### EXERCISE GOAL
Pull out each line of the records holding the string "name".
_____
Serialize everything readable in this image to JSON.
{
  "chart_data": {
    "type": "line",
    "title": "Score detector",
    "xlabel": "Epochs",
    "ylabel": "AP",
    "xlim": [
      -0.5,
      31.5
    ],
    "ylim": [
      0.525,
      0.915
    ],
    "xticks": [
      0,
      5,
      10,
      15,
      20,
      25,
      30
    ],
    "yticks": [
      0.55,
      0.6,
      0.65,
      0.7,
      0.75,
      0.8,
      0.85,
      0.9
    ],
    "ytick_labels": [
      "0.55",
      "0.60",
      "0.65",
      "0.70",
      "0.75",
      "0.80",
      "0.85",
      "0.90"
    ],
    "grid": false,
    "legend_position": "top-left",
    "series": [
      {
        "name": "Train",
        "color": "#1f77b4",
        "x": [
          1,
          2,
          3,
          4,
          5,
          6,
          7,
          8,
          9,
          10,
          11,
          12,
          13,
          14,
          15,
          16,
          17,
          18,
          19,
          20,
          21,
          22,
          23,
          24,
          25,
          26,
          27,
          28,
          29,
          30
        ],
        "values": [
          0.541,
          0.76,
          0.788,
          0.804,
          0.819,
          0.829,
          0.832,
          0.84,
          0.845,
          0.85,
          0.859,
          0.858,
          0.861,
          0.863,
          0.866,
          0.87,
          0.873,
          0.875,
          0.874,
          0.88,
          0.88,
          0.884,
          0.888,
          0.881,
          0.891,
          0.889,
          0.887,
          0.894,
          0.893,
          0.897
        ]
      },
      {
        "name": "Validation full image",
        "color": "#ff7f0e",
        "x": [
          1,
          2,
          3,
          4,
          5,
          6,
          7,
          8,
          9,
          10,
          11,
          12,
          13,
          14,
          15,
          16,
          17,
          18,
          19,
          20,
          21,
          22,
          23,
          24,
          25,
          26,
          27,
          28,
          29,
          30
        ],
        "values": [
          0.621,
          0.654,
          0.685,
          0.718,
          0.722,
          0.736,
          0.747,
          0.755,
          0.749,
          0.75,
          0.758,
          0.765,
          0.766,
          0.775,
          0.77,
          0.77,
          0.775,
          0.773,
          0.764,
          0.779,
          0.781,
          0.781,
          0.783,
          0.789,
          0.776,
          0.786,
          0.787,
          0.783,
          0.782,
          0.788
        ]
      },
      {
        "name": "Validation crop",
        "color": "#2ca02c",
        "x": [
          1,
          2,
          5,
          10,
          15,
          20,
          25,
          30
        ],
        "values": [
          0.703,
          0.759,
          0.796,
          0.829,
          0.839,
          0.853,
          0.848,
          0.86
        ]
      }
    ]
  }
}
_____
### ANSWER TO THIS EXERCISE
        "name": "Train",
        "name": "Validation full image",
        "name": "Validation crop",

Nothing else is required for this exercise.